* WHAT THIS TASK INVOLVES *
Give the number of lines below that contain "amount", with no other output.

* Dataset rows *
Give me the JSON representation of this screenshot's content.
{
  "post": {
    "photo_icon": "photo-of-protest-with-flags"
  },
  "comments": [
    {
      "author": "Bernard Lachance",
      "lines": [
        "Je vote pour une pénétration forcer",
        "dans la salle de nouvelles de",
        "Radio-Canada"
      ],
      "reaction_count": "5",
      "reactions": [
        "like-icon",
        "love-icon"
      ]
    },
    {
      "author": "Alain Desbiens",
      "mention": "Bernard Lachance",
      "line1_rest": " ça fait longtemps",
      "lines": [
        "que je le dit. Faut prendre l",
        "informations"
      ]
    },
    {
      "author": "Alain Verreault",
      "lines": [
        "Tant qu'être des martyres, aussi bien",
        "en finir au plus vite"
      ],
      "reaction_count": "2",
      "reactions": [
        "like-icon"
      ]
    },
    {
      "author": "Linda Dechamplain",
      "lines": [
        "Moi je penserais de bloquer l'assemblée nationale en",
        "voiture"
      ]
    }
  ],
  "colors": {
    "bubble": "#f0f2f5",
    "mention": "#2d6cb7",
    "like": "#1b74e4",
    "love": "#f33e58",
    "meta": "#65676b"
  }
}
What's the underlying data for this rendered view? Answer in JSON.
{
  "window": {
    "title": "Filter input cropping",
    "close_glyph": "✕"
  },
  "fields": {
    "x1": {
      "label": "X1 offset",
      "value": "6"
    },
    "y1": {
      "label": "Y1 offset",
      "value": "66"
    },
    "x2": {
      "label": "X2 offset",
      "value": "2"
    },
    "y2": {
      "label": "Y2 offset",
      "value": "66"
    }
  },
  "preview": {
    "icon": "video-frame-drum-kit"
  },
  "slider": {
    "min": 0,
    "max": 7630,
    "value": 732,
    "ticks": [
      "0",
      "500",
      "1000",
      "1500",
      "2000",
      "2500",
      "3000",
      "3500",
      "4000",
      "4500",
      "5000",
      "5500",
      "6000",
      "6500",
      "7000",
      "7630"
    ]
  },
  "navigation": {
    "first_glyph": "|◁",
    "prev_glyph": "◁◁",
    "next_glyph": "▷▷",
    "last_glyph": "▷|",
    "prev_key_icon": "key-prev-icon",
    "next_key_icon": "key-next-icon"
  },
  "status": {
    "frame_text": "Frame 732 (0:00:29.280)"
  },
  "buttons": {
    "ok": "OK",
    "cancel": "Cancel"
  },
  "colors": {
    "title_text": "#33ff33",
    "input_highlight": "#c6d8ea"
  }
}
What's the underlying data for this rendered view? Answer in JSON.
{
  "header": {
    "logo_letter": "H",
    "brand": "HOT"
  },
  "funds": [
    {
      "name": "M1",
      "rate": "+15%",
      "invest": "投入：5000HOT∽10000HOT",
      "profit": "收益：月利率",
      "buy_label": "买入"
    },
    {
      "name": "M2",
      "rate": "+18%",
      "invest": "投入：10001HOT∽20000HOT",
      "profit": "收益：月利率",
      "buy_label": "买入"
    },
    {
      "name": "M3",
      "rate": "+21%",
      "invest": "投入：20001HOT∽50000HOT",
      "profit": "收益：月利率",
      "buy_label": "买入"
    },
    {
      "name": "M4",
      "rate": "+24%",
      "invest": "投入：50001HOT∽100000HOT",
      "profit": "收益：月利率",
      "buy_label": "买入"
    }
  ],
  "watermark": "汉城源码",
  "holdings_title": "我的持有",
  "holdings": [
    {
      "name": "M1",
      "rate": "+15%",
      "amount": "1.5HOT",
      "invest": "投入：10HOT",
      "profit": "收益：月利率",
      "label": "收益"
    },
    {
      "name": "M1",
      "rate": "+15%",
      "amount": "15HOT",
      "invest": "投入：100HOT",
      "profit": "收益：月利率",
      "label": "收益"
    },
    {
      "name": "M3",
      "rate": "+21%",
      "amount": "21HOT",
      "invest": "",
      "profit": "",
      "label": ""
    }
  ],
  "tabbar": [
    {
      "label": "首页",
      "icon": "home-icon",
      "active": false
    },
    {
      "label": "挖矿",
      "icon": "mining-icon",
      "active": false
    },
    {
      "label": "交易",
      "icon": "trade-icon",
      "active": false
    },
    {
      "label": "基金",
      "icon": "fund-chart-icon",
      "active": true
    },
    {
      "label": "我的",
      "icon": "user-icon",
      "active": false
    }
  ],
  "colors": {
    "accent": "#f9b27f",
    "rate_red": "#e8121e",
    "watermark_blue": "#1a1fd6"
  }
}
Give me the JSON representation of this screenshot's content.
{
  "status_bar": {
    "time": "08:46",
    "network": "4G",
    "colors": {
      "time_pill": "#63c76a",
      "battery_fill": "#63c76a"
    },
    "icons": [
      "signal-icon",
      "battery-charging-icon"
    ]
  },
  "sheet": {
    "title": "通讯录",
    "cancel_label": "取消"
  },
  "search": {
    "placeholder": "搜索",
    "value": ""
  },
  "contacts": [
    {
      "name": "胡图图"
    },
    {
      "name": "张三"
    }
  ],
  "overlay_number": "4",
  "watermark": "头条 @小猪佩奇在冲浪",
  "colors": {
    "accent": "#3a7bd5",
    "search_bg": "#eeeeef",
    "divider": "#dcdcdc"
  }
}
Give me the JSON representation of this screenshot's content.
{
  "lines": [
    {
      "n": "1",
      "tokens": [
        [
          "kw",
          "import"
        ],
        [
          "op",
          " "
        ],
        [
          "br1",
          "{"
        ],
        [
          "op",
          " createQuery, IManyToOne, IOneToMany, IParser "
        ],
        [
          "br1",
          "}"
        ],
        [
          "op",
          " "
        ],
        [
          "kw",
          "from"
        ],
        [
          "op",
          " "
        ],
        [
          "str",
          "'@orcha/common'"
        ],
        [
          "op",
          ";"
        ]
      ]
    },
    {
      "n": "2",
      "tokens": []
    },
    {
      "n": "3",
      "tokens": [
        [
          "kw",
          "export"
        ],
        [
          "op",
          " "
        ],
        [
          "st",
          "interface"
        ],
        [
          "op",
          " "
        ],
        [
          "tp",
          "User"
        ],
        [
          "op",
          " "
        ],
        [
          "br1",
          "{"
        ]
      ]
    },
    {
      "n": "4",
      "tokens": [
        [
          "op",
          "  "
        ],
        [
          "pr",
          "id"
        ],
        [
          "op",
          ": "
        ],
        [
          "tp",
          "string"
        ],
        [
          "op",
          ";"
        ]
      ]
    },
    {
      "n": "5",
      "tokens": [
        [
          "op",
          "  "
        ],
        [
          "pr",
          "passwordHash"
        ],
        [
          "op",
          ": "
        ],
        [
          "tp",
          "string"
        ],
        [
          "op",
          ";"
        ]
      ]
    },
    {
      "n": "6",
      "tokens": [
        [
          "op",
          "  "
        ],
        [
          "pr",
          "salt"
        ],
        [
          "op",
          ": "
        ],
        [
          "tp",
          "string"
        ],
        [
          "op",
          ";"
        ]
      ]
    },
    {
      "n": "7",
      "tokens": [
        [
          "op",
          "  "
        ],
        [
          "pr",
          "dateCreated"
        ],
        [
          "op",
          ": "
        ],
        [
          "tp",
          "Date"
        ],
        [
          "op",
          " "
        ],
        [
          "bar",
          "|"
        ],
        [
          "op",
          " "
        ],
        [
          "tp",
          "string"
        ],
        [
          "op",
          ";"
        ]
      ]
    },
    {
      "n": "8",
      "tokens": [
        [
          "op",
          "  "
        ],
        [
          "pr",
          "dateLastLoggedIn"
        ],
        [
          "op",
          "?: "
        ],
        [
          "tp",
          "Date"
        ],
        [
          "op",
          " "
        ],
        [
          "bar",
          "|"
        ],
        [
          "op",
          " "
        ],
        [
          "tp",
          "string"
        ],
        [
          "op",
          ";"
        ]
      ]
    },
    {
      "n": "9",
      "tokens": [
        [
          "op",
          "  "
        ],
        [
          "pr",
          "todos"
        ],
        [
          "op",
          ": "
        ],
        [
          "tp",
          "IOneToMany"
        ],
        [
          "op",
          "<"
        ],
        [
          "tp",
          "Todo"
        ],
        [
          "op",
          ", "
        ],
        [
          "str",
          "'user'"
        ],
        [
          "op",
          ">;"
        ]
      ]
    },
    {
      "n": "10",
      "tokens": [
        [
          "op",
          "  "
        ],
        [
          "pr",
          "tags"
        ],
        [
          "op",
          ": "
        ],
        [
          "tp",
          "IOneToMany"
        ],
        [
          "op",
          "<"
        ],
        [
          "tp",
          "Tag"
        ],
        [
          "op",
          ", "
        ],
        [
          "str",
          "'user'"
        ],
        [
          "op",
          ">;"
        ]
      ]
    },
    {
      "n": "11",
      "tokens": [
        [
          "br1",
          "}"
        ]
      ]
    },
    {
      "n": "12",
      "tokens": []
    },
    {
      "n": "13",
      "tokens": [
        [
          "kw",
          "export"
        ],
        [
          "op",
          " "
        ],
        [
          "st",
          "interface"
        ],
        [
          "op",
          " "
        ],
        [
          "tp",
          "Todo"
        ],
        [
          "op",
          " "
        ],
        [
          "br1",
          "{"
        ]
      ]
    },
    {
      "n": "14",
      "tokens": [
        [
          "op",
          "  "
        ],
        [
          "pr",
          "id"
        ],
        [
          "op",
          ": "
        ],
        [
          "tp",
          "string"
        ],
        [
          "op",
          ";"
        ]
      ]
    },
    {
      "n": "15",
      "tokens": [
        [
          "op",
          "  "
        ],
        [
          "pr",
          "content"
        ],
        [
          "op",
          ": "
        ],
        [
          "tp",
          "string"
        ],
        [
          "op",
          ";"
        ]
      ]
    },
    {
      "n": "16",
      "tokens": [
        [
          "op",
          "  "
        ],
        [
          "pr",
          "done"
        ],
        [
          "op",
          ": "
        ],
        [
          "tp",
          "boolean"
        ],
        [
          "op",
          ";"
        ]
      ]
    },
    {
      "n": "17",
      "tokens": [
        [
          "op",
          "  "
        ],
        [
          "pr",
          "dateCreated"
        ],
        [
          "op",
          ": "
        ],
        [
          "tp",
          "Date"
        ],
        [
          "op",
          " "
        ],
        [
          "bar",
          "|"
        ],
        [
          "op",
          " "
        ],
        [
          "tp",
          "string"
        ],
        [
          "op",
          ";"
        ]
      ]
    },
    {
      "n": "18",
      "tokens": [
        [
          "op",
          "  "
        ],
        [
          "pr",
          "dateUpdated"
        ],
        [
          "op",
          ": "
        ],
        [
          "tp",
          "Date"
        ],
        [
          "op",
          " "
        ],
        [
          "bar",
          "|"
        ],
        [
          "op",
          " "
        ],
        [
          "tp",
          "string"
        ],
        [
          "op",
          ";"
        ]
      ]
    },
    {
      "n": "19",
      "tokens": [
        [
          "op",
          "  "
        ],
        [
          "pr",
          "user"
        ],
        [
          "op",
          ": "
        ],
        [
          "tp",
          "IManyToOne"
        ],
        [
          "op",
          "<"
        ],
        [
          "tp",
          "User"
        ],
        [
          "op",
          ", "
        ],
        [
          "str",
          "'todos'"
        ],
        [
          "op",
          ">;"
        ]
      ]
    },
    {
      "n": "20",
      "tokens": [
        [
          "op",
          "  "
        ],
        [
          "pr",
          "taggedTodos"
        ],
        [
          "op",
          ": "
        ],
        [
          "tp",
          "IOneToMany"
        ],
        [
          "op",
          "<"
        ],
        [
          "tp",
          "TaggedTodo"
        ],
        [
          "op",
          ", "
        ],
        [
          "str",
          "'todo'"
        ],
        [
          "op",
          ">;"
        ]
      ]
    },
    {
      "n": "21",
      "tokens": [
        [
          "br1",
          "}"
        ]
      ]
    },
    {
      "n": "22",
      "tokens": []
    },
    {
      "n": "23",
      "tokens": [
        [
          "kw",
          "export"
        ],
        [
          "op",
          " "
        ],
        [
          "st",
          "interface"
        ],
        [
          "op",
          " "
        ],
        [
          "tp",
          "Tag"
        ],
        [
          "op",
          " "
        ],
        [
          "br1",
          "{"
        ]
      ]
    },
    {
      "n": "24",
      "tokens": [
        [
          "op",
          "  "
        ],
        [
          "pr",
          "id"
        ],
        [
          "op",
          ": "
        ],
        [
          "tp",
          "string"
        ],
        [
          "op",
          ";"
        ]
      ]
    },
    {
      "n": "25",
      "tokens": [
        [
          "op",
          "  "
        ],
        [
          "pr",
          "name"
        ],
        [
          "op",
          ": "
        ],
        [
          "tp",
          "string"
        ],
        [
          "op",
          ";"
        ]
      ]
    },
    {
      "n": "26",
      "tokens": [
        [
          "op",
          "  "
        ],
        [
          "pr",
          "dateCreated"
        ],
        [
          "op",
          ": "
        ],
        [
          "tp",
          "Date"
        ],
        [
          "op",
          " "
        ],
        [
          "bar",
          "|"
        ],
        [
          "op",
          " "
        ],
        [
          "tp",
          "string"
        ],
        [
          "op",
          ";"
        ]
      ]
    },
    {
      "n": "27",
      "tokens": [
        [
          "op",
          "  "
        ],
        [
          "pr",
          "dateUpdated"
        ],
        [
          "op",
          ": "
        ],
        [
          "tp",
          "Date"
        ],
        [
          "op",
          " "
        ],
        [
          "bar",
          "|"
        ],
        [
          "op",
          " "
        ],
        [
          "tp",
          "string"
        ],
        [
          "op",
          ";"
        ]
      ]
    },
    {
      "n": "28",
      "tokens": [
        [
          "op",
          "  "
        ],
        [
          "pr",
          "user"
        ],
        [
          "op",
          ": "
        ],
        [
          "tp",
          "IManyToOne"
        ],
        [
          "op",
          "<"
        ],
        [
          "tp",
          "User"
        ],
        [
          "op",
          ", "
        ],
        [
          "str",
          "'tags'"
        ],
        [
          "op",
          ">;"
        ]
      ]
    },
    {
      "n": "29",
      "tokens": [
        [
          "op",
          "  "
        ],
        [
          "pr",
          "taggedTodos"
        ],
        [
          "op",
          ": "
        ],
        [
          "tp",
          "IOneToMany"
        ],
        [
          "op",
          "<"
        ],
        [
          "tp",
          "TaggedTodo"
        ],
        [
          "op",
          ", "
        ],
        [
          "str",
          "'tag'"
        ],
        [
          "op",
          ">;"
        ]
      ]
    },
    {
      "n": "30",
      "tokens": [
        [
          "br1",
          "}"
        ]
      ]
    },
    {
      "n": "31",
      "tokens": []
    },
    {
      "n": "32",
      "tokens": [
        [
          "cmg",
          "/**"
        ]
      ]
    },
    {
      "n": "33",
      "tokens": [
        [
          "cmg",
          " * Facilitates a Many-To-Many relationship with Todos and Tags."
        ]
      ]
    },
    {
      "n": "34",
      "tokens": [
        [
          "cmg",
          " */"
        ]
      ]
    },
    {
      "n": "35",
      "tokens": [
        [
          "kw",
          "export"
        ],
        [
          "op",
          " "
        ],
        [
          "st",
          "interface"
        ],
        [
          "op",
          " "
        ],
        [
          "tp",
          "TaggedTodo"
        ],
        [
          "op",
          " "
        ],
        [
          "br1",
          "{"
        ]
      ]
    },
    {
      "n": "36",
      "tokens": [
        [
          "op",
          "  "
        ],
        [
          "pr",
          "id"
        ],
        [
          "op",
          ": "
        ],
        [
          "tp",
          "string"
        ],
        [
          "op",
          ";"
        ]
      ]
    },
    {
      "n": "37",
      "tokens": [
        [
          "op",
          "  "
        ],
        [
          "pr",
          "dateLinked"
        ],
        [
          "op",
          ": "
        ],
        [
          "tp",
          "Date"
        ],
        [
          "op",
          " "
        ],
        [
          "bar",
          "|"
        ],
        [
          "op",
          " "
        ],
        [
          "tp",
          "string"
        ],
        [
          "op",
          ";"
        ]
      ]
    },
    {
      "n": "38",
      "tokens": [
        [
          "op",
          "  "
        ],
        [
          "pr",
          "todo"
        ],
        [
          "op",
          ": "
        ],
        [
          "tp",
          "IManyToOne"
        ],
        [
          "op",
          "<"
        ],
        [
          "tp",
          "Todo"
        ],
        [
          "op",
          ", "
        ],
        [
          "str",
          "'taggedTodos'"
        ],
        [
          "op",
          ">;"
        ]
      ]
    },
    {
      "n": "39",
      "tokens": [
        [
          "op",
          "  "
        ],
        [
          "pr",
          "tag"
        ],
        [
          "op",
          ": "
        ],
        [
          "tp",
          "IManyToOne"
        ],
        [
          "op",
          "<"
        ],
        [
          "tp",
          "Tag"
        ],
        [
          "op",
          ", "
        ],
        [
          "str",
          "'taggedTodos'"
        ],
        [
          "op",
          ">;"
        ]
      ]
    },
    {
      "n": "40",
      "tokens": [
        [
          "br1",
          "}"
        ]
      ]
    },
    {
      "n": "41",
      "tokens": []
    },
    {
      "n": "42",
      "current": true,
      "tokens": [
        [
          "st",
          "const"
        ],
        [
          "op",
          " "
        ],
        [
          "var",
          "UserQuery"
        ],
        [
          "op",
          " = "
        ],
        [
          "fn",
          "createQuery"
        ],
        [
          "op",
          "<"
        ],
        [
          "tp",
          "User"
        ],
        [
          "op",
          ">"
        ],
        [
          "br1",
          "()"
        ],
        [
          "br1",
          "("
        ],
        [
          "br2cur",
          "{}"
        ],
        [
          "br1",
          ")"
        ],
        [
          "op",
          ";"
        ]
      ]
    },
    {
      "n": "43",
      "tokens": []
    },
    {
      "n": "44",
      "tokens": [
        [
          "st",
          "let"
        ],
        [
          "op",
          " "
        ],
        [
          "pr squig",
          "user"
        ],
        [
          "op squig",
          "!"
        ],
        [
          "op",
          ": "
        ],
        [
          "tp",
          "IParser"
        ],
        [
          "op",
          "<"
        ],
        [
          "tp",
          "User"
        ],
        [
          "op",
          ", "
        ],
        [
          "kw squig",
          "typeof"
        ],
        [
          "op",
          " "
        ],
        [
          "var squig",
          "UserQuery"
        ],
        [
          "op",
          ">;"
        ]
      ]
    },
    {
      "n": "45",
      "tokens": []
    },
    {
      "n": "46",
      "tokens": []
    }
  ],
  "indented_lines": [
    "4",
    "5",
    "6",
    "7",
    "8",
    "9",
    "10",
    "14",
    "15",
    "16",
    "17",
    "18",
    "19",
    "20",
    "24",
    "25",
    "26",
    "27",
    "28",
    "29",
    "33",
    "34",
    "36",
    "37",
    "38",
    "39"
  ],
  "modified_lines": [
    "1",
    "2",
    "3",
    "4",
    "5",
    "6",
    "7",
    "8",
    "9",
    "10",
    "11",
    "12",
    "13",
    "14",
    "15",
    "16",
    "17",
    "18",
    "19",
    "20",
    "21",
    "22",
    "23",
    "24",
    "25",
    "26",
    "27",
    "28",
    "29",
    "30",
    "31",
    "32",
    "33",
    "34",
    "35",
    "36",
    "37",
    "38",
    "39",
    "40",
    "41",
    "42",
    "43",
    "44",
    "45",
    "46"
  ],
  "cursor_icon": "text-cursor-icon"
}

* CORRECT RESPONSE *
3